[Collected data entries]
-- BEGIN --

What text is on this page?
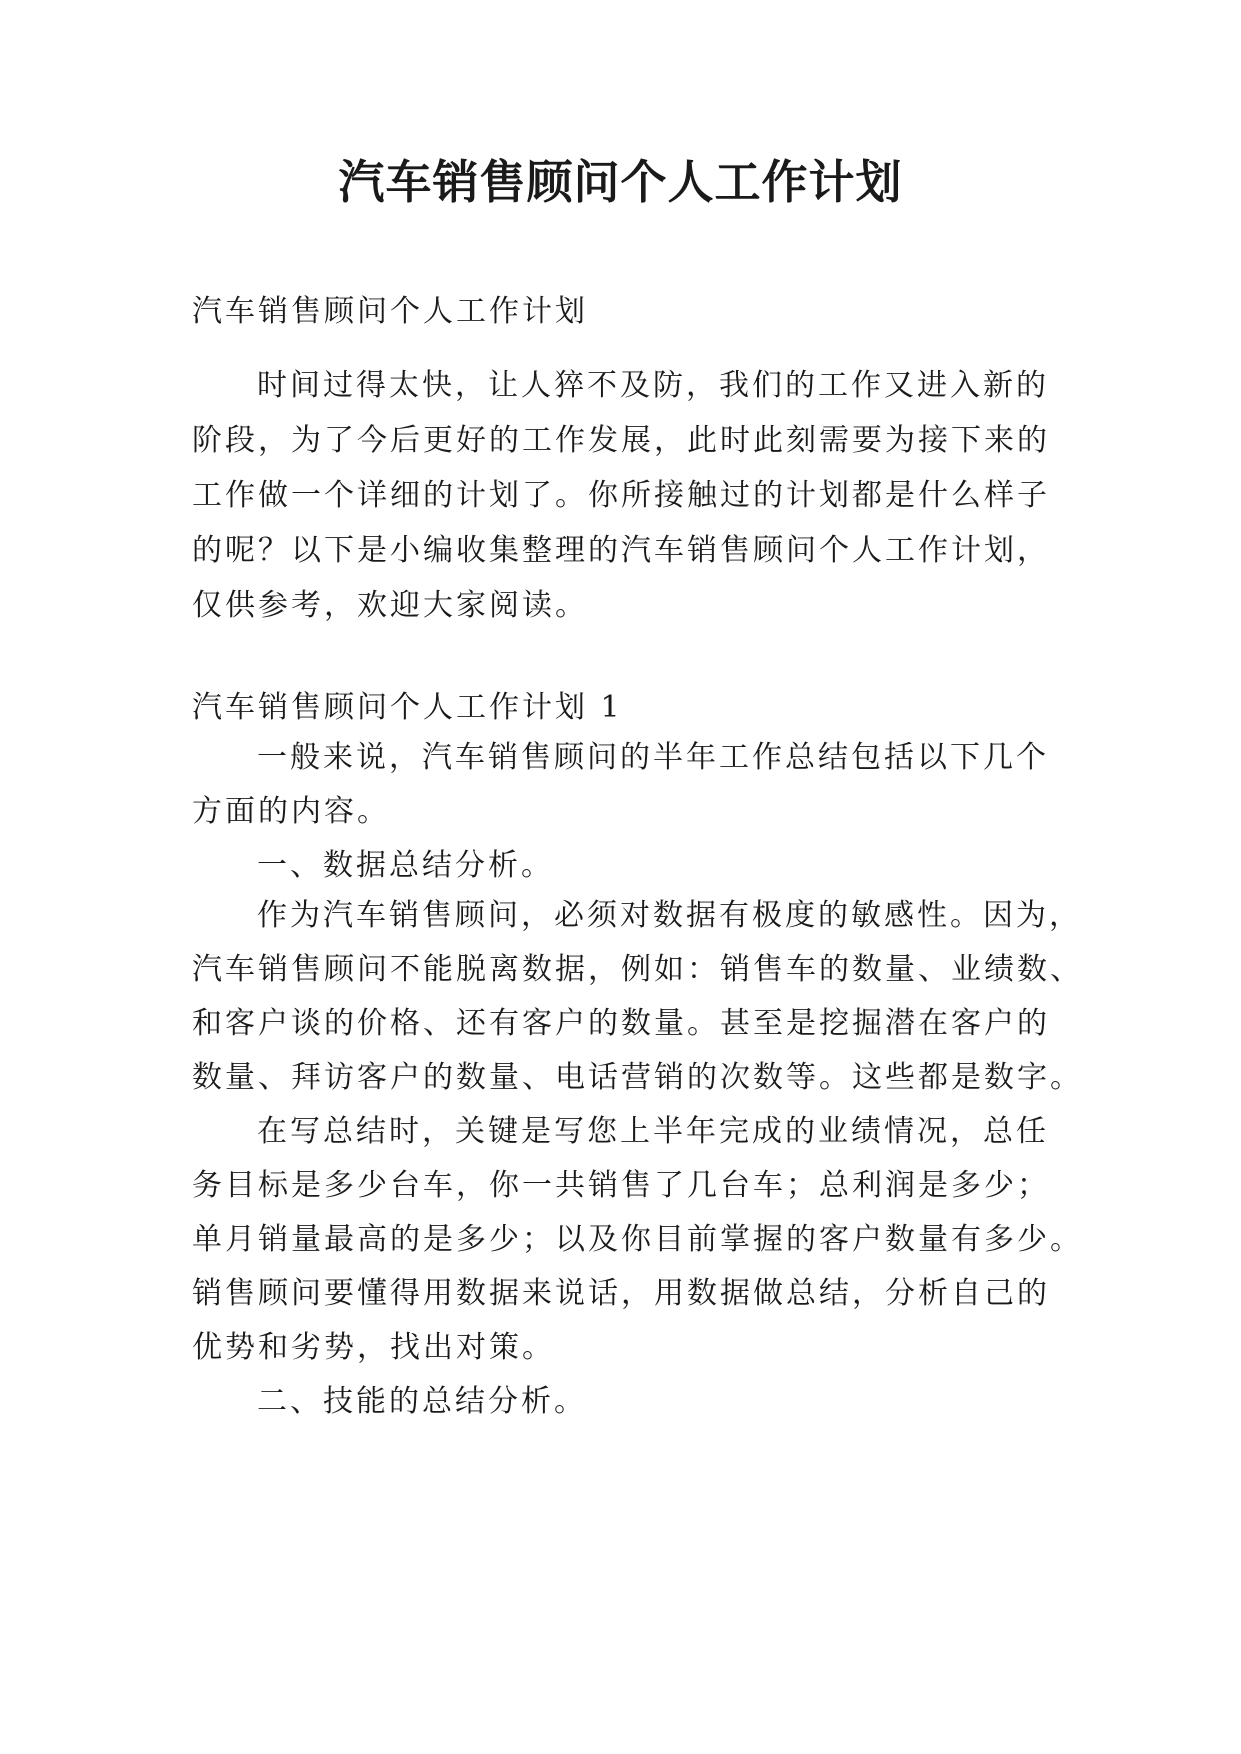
汽车销售顾问个人工作计划

汽车销售顾问个人工作计划

时间过得太快，让人猝不及防，我们的工作又进入新的

阶段，为了今后更好的工作发展，此时此刻需要为接下来的

工作做一个详细的计划了。你所接触过的计划都是什么样子

的呢？以下是小编收集整理的汽车销售顾问个人工作计划，

仅供参考，欢迎大家阅读。

汽车销售顾问个人工作计划 1

一般来说，汽车销售顾问的半年工作总结包括以下几个

方面的内容。

一、数据总结分析。

作为汽车销售顾问，必须对数据有极度的敏感性。因为，

汽车销售顾问不能脱离数据，例如：销售车的数量、业绩数、

和客户谈的价格、还有客户的数量。甚至是挖掘潜在客户的

数量、拜访客户的数量、电话营销的次数等。这些都是数字。

在写总结时，关键是写您上半年完成的业绩情况，总任

务目标是多少台车，你一共销售了几台车；总利润是多少；

单月销量最高的是多少；以及你目前掌握的客户数量有多少。

销售顾问要懂得用数据来说话，用数据做总结，分析自己的

优势和劣势，找出对策。

二、技能的总结分析。
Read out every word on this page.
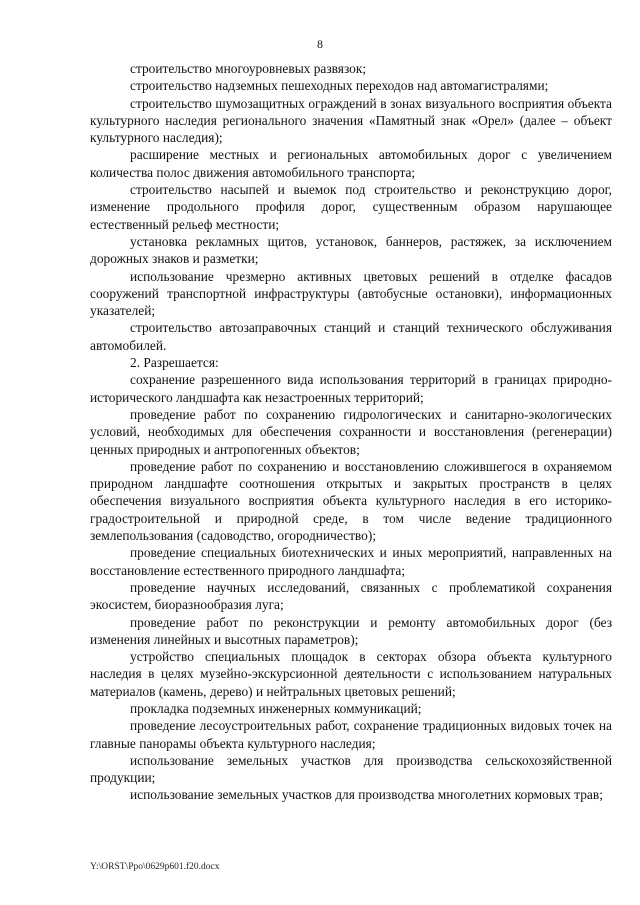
8

строительство многоуровневых развязок;

строительство надземных пешеходных переходов над автомагистралями;

строительство шумозащитных ограждений в зонах визуального восприятия объекта культурного наследия регионального значения «Памятный знак «Орел» (далее – объект культурного наследия);

расширение местных и региональных автомобильных дорог с увеличением количества полос движения автомобильного транспорта;

строительство насыпей и выемок под строительство и реконструкцию дорог, изменение продольного профиля дорог, существенным образом нарушающее естественный рельеф местности;

установка рекламных щитов, установок, баннеров, растяжек, за исключением дорожных знаков и разметки;

использование чрезмерно активных цветовых решений в отделке фасадов сооружений транспортной инфраструктуры (автобусные остановки), информационных указателей;

строительство автозаправочных станций и станций технического обслуживания автомобилей.

2. Разрешается:

сохранение разрешенного вида использования территорий в границах природно-исторического ландшафта как незастроенных территорий;

проведение работ по сохранению гидрологических и санитарно-экологических условий, необходимых для обеспечения сохранности и восстановления (регенерации) ценных природных и антропогенных объектов;

проведение работ по сохранению и восстановлению сложившегося в охраняемом природном ландшафте соотношения открытых и закрытых пространств в целях обеспечения визуального восприятия объекта культурного наследия в его историко-градостроительной и природной среде, в том числе ведение традиционного землепользования (садоводство, огородничество);

проведение специальных биотехнических и иных мероприятий, направленных на восстановление естественного природного ландшафта;

проведение научных исследований, связанных с проблематикой сохранения экосистем, биоразнообразия луга;

проведение работ по реконструкции и ремонту автомобильных дорог (без изменения линейных и высотных параметров);

устройство специальных площадок в секторах обзора объекта культурного наследия в целях музейно-экскурсионной деятельности с использованием натуральных материалов (камень, дерево) и нейтральных цветовых решений;

прокладка подземных инженерных коммуникаций;

проведение лесоустроительных работ, сохранение традиционных видовых точек на главные панорамы объекта культурного наследия;

использование земельных участков для производства сельскохозяйственной продукции;

использование земельных участков для производства многолетних кормовых трав;

Y:\ORST\Ppo\0629p601.f20.docx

-- END --

◆ Objective: Compute the number of lines above that contain the string "сохранению". Reply with that value only.

◆ Solution to the exercise: 2